**WHAT TO PRODUCE:**
Word for word, restate every line of the material.

**RECORDS SHOWN:**
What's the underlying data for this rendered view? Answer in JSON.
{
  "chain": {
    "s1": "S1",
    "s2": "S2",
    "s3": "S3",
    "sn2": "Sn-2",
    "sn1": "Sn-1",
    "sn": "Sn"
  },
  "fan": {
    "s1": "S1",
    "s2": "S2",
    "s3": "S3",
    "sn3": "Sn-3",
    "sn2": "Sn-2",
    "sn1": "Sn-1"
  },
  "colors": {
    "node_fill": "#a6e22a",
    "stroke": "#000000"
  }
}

**ANSWER FOR THE TASK:**
What's the underlying data for this rendered view? Answer in JSON.
{
  "chain": {
    "s1": "S1",
    "s2": "S2",
    "s3": "S3",
    "sn2": "Sn-2",
    "sn1": "Sn-1",
    "sn": "Sn"
  },
  "fan": {
    "s1": "S1",
    "s2": "S2",
    "s3": "S3",
    "sn3": "Sn-3",
    "sn2": "Sn-2",
    "sn1": "Sn-1"
  },
  "colors": {
    "node_fill": "#a6e22a",
    "stroke": "#000000"
  }
}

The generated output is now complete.